>> Begin EXCERPT TO READ

I remember where I was on 3/11, too. I woke up that night for some reason. I couldn’t go back to sleep, so I got on YouTube to watch some movies and relax. I saw the earthquake news an hour after it had happened. I was in denial about it, hoping against hope that the earthquake just did some damage and that was all. I found out at lunch about the tsunami. I cried when I saw the death toll numbers rising every ten minutes. I got on Facebook to message my friends and emailed my host families in Japan. When I left to go on Spring Break, I kept up with the news and watched the nuclear plant problems. When I got the news that everyone I knew was fine, I felt relieved, but the nuclear plant issues put a knot in my stomach. Thankfully, some very brave people saved Japan from yet another disaster.

The radiation remains an ongoing problem, but the recovery efforts will continue as well. Still, many people here won’t btuy foods or products if they have the Fukushima kanji on them. There’s a huge nuclear power distrust among my students. They say, “Abunai desu!” It’s dangerous. I don’t know what to tell them. I do understand how it feels to suddenly realize the danger of the world, that it can change so violently, and the paranoia that it could happen again. I wish I could find the right words to say, but I can’t.

At that moment when I sit at my desk I feel like I should do something. I don’t know what, but something. I feel like a failure, like I haven’t done enough to make thing better.

>> End EXCERPT TO READ
>> Begin SUPPLIED MATERIAL

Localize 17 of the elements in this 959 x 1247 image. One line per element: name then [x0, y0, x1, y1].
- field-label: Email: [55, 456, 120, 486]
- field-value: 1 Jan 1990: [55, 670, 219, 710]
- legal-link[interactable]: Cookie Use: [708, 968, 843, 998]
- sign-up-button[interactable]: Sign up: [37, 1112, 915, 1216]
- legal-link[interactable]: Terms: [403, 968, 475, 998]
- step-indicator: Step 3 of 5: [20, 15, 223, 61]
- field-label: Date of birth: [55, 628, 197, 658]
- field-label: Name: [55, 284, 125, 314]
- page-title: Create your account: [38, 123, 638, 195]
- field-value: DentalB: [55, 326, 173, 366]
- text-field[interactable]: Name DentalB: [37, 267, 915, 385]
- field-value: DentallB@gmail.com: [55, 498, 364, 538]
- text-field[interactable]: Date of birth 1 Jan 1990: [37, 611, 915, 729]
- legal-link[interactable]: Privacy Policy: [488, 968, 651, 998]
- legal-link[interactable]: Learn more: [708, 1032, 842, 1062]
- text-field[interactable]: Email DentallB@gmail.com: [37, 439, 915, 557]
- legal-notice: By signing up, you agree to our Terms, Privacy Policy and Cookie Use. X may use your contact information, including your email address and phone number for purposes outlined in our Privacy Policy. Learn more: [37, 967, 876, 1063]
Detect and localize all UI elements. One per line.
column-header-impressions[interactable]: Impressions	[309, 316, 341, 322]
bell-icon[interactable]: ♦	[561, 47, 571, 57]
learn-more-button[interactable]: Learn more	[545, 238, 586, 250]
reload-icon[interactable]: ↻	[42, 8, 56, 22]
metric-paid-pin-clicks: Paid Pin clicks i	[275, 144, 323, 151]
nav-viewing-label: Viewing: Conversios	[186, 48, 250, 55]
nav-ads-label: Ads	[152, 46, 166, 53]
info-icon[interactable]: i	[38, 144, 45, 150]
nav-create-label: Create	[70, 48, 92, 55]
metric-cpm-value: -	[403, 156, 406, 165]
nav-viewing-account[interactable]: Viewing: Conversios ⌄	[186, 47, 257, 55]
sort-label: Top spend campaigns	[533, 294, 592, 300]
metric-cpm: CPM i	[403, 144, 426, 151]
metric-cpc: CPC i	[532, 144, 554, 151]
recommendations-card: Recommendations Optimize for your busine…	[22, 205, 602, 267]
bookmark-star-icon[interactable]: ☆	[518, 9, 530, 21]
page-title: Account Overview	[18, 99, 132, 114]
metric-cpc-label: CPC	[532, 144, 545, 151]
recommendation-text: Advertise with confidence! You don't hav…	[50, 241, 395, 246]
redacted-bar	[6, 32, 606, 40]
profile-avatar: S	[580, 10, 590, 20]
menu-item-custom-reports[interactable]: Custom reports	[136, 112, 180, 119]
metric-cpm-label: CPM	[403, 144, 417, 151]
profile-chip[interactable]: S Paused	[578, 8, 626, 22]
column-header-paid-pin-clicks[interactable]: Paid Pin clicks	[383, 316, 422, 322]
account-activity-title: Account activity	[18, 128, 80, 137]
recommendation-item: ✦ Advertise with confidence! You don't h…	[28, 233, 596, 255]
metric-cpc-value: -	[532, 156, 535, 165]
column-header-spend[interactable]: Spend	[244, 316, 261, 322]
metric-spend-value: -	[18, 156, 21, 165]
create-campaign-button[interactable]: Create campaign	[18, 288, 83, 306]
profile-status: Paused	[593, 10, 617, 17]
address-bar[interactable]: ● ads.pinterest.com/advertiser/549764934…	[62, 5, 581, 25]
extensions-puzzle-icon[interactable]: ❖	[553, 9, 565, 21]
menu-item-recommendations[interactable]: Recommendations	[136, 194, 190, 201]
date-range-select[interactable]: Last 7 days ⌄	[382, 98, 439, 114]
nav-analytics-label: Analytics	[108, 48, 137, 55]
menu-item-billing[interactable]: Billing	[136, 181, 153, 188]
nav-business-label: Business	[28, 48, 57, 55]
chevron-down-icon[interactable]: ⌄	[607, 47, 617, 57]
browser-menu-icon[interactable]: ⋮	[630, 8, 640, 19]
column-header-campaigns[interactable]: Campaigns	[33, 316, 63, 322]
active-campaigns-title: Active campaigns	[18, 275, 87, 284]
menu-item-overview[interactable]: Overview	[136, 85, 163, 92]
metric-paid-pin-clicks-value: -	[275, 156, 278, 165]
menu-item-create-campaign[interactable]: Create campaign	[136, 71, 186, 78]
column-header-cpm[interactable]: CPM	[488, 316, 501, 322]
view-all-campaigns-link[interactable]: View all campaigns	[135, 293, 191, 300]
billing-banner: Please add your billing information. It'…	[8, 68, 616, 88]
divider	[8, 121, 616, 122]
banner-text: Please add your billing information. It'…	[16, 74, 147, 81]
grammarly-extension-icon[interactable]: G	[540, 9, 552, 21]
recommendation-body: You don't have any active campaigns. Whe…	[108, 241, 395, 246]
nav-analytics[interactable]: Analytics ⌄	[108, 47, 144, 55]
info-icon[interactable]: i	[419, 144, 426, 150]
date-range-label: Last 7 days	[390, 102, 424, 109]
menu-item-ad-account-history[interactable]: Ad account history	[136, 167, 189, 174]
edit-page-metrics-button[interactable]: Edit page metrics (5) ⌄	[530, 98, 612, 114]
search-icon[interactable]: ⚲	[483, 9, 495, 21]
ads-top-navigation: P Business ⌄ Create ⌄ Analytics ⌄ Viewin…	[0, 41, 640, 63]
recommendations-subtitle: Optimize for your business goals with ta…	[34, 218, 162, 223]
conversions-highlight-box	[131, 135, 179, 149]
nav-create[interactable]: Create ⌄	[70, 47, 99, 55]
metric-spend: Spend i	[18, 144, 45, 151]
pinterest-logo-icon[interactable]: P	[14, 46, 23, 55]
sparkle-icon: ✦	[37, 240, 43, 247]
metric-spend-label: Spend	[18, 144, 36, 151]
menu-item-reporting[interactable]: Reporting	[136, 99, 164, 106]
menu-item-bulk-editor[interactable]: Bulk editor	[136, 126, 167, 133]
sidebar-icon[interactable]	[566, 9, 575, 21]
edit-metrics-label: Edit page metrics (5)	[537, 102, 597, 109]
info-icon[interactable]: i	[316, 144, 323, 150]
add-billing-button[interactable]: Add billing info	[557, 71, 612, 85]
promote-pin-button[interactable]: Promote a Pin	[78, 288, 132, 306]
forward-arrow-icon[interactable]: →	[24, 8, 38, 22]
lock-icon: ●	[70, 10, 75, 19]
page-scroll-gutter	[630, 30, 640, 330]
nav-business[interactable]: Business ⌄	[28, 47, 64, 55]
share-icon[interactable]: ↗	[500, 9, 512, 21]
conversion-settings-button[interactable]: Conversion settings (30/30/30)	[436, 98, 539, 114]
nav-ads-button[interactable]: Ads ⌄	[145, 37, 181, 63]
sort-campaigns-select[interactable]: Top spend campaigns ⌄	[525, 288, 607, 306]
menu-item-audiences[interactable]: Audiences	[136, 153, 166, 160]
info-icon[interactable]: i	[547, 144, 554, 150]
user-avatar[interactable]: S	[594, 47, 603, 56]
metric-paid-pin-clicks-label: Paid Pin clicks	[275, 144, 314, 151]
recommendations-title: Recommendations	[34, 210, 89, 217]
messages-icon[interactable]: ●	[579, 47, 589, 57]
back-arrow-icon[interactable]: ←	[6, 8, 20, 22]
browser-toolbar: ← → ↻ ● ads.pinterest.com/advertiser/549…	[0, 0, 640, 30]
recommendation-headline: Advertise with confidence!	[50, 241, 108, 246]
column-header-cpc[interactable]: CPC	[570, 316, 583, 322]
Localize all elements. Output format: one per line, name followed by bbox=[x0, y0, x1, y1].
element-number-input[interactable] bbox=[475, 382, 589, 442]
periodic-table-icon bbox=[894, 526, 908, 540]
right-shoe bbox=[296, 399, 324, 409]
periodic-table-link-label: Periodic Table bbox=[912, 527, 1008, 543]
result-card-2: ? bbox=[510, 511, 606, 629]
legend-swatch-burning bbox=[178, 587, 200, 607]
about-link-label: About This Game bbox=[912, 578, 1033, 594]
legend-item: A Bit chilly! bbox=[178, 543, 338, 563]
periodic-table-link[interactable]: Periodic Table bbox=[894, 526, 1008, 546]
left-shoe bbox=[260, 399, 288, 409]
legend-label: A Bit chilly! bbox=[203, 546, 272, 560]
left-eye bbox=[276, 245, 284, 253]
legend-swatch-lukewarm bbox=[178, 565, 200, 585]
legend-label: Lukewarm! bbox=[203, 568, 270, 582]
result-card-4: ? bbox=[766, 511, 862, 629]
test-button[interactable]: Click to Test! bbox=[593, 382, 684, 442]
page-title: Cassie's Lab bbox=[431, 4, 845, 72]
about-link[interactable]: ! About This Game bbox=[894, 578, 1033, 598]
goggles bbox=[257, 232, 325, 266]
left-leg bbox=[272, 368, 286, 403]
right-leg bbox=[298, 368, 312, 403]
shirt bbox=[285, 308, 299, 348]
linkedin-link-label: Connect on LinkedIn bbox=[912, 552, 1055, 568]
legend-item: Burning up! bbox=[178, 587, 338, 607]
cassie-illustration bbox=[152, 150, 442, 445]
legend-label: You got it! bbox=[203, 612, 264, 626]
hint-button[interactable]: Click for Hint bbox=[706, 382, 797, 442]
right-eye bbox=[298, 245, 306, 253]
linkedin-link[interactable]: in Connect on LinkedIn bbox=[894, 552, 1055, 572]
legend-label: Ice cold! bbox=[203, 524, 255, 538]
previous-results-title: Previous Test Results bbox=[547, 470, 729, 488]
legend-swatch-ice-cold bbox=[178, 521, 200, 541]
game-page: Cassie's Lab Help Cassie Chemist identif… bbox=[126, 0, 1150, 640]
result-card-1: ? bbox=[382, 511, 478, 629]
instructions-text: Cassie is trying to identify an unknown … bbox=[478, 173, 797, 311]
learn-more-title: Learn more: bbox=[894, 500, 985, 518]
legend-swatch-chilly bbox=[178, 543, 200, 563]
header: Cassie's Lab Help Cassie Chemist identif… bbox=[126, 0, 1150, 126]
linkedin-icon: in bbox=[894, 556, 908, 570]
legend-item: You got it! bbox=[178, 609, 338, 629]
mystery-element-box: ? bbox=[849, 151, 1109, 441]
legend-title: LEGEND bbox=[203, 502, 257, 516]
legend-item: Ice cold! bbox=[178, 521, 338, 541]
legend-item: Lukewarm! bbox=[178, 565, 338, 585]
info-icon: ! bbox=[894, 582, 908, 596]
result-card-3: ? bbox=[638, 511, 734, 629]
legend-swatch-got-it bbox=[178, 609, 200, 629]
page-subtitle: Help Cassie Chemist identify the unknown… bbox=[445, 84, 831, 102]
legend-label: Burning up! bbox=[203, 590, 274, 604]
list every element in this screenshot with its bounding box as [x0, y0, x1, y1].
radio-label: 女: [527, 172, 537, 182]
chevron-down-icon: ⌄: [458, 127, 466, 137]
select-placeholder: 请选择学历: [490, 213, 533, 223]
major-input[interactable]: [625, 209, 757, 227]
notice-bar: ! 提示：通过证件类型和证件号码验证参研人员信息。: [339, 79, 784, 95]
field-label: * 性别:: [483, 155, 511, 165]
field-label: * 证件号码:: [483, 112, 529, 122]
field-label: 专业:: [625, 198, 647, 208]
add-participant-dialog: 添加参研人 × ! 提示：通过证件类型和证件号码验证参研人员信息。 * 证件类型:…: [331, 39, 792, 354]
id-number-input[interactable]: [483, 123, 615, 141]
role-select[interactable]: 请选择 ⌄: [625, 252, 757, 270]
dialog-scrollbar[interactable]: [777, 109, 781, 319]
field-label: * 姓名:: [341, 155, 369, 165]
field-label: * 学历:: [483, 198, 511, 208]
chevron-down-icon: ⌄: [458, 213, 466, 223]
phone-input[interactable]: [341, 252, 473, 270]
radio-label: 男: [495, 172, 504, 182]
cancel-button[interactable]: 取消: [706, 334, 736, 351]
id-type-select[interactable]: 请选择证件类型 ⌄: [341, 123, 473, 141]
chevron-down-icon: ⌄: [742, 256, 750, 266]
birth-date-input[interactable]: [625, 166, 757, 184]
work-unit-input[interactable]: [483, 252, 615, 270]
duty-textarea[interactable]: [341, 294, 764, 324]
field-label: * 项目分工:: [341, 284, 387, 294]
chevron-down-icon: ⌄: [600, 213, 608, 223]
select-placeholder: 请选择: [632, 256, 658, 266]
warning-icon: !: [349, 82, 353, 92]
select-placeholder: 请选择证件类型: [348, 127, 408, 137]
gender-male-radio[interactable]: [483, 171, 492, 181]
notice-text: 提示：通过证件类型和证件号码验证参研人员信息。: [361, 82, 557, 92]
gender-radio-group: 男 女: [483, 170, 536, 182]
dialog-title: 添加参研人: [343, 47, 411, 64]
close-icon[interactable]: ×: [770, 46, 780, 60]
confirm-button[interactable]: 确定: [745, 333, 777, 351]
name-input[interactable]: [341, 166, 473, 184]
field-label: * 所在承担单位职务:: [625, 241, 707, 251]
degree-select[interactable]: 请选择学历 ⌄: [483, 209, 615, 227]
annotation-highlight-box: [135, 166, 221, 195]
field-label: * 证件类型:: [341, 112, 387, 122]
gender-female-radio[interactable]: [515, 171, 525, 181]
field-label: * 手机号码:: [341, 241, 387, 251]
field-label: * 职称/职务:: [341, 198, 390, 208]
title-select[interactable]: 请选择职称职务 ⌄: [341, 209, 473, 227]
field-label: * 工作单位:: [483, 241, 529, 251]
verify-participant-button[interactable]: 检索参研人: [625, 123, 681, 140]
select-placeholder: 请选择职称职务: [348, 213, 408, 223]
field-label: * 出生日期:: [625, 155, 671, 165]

>> End SUPPLIED MATERIAL

- [WRITTEN PROBLEM A]
Please retype the records from their first line through the line that contains "- step-indicator: Step", keeping both ends and copying each line unchanged.
- [WRITTEN PROBLEM B]
Write the next part of the reflection on the 3/11 earthquake, picking up right after its final sentence.

- [WRITTEN ANSWER A]
Localize 17 of the elements in this 959 x 1247 image. One line per element: name then [x0, y0, x1, y1].
- field-label: Email: [55, 456, 120, 486]
- field-value: 1 Jan 1990: [55, 670, 219, 710]
- legal-link[interactable]: Cookie Use: [708, 968, 843, 998]
- sign-up-button[interactable]: Sign up: [37, 1112, 915, 1216]
- legal-link[interactable]: Terms: [403, 968, 475, 998]
- step-indicator: Step 3 of 5: [20, 15, 223, 61]

- [WRITTEN ANSWER B]
But then I remember how after 9/11 my teachers did their best to keep things normal. We talked about what happened from time to time, but usually we just tried to move on. I can see my students and teachers are trying to move on, too. I can still see the fear students have when a bigger earthquake happens. One student held my hand tightly when a earthquake hit a few months or so ago. I squeezed her hand and said, “Daijoubu desu.” It’s alright. I want to keep doing that. I want to help make everything alright again.

My students are definitely strong and moving forward. They didn’t just reflect on the earthquake. They also talked about the Tokyo Motor Show, the Japan Women’s Soccer Team winning the World Cup, and Arashi winning its various awards (MatsuJun, I love you!). Because of the Japan Women’s Soccer Team, many of my students felt inspired and so proud. They all talked about how the win brought them such joy. Thanks to them, I’ve got quite a few girls talking about being soccer stars when they grow up. I gave them smiley faces on their papers and told them to keep their dreams.

They’re already talking about spring vacation even though that’s quite a ways away. Valentines Day is also just around the corner. A few of my students have asked me if I’m giving away chocolates to a boy. Maybe someday, but not this time.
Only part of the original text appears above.